§ The request
Copy every line of the listing exactly.

Stored items
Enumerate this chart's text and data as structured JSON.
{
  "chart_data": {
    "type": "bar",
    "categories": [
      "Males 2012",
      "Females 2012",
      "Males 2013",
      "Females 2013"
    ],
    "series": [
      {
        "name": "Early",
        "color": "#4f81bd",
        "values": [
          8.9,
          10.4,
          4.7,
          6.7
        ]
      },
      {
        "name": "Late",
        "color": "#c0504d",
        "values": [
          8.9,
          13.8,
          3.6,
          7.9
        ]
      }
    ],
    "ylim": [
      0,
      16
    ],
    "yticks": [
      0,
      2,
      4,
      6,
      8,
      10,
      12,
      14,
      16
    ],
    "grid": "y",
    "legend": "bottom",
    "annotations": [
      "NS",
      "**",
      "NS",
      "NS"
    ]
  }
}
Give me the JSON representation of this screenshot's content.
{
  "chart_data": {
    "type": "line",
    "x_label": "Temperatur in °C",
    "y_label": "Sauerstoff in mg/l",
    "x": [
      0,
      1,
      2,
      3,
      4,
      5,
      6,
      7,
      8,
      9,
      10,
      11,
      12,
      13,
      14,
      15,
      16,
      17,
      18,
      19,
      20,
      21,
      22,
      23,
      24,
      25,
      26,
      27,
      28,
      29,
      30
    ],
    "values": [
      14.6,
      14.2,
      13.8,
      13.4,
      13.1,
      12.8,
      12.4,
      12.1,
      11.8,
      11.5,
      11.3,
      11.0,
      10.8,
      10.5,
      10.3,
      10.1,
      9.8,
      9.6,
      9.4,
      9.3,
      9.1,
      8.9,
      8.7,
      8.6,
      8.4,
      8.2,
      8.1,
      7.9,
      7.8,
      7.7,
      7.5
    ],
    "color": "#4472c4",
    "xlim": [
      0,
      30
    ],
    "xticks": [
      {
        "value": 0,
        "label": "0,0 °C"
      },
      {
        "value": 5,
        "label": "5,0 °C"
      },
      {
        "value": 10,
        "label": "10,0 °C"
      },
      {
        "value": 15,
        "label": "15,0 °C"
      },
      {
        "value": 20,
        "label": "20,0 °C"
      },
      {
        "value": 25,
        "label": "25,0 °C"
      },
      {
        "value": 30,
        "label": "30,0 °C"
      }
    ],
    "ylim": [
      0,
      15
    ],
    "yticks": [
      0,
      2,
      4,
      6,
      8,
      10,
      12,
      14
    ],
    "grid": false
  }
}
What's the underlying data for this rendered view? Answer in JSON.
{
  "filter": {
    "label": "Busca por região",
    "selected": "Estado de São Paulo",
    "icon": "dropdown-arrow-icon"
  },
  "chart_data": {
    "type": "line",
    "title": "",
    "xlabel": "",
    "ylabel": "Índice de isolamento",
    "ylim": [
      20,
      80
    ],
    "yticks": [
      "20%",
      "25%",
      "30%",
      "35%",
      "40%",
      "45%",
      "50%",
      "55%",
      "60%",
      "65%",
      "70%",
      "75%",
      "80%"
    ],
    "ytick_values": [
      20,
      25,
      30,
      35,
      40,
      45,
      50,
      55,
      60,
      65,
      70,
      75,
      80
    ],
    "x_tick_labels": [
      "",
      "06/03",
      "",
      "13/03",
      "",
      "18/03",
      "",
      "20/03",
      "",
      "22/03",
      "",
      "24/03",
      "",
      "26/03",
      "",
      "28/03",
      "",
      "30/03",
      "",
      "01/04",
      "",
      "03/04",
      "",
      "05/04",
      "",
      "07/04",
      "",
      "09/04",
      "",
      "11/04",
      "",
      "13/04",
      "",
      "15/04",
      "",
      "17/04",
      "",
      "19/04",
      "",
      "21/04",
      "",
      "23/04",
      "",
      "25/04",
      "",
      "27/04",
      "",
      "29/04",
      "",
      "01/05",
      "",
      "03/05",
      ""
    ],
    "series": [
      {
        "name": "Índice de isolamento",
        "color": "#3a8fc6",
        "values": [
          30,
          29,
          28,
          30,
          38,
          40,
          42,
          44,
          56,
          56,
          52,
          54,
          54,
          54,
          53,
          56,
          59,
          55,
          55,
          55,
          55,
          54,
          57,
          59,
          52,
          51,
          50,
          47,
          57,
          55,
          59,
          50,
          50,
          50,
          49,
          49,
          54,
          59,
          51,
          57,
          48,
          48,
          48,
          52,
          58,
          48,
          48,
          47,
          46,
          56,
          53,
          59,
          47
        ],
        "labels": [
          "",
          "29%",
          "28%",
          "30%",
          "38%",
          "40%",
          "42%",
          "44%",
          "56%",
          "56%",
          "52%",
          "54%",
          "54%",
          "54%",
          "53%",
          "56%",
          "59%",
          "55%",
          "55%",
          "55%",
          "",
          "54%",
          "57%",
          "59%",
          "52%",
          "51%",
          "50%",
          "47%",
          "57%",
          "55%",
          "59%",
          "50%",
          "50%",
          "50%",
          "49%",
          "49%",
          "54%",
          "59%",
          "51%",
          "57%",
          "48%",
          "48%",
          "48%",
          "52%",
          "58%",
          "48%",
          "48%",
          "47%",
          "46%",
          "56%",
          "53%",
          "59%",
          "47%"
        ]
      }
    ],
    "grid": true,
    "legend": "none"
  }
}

§ Exercise response
Enumerate this chart's text and data as structured JSON.
{
  "chart_data": {
    "type": "bar",
    "categories": [
      "Males 2012",
      "Females 2012",
      "Males 2013",
      "Females 2013"
    ],
    "series": [
      {
        "name": "Early",
        "color": "#4f81bd",
        "values": [
          8.9,
          10.4,
          4.7,
          6.7
        ]
      },
      {
        "name": "Late",
        "color": "#c0504d",
        "values": [
          8.9,
          13.8,
          3.6,
          7.9
        ]
      }
    ],
    "ylim": [
      0,
      16
    ],
    "yticks": [
      0,
      2,
      4,
      6,
      8,
      10,
      12,
      14,
      16
    ],
    "grid": "y",
    "legend": "bottom",
    "annotations": [
      "NS",
      "**",
      "NS",
      "NS"
    ]
  }
}
Give me the JSON representation of this screenshot's content.
{
  "chart_data": {
    "type": "line",
    "x_label": "Temperatur in °C",
    "y_label": "Sauerstoff in mg/l",
    "x": [
      0,
      1,
      2,
      3,
      4,
      5,
      6,
      7,
      8,
      9,
      10,
      11,
      12,
      13,
      14,
      15,
      16,
      17,
      18,
      19,
      20,
      21,
      22,
      23,
      24,
      25,
      26,
      27,
      28,
      29,
      30
    ],
    "values": [
      14.6,
      14.2,
      13.8,
      13.4,
      13.1,
      12.8,
      12.4,
      12.1,
      11.8,
      11.5,
      11.3,
      11.0,
      10.8,
      10.5,
      10.3,
      10.1,
      9.8,
      9.6,
      9.4,
      9.3,
      9.1,
      8.9,
      8.7,
      8.6,
      8.4,
      8.2,
      8.1,
      7.9,
      7.8,
      7.7,
      7.5
    ],
    "color": "#4472c4",
    "xlim": [
      0,
      30
    ],
    "xticks": [
      {
        "value": 0,
        "label": "0,0 °C"
      },
      {
        "value": 5,
        "label": "5,0 °C"
      },
      {
        "value": 10,
        "label": "10,0 °C"
      },
      {
        "value": 15,
        "label": "15,0 °C"
      },
      {
        "value": 20,
        "label": "20,0 °C"
      },
      {
        "value": 25,
        "label": "25,0 °C"
      },
      {
        "value": 30,
        "label": "30,0 °C"
      }
    ],
    "ylim": [
      0,
      15
    ],
    "yticks": [
      0,
      2,
      4,
      6,
      8,
      10,
      12,
      14
    ],
    "grid": false
  }
}
What's the underlying data for this rendered view? Answer in JSON.
{
  "filter": {
    "label": "Busca por região",
    "selected": "Estado de São Paulo",
    "icon": "dropdown-arrow-icon"
  },
  "chart_data": {
    "type": "line",
    "title": "",
    "xlabel": "",
    "ylabel": "Índice de isolamento",
    "ylim": [
      20,
      80
    ],
    "yticks": [
      "20%",
      "25%",
      "30%",
      "35%",
      "40%",
      "45%",
      "50%",
      "55%",
      "60%",
      "65%",
      "70%",
      "75%",
      "80%"
    ],
    "ytick_values": [
      20,
      25,
      30,
      35,
      40,
      45,
      50,
      55,
      60,
      65,
      70,
      75,
      80
    ],
    "x_tick_labels": [
      "",
      "06/03",
      "",
      "13/03",
      "",
      "18/03",
      "",
      "20/03",
      "",
      "22/03",
      "",
      "24/03",
      "",
      "26/03",
      "",
      "28/03",
      "",
      "30/03",
      "",
      "01/04",
      "",
      "03/04",
      "",
      "05/04",
      "",
      "07/04",
      "",
      "09/04",
      "",
      "11/04",
      "",
      "13/04",
      "",
      "15/04",
      "",
      "17/04",
      "",
      "19/04",
      "",
      "21/04",
      "",
      "23/04",
      "",
      "25/04",
      "",
      "27/04",
      "",
      "29/04",
      "",
      "01/05",
      "",
      "03/05",
      ""
    ],
    "series": [
      {
        "name": "Índice de isolamento",
        "color": "#3a8fc6",
        "values": [
          30,
          29,
          28,
          30,
          38,
          40,
          42,
          44,
          56,
          56,
          52,
          54,
          54,
          54,
          53,
          56,
          59,
          55,
          55,
          55,
          55,
          54,
          57,
          59,
          52,
          51,
          50,
          47,
          57,
          55,
          59,
          50,
          50,
          50,
          49,
          49,
          54,
          59,
          51,
          57,
          48,
          48,
          48,
          52,
          58,
          48,
          48,
          47,
          46,
          56,
          53,
          59,
          47
        ],
        "labels": [
          "",
          "29%",
          "28%",
          "30%",
          "38%",
          "40%",
          "42%",
          "44%",
          "56%",
          "56%",
          "52%",
          "54%",
          "54%",
          "54%",
          "53%",
          "56%",
          "59%",
          "55%",
          "55%",
          "55%",
          "",
          "54%",
          "57%",
          "59%",
          "52%",
          "51%",
          "50%",
          "47%",
          "57%",
          "55%",
          "59%",
          "50%",
          "50%",
          "50%",
          "49%",
          "49%",
          "54%",
          "59%",
          "51%",
          "57%",
          "48%",
          "48%",
          "48%",
          "52%",
          "58%",
          "48%",
          "48%",
          "47%",
          "46%",
          "56%",
          "53%",
          "59%",
          "47%"
        ]
      }
    ],
    "grid": true,
    "legend": "none"
  }
}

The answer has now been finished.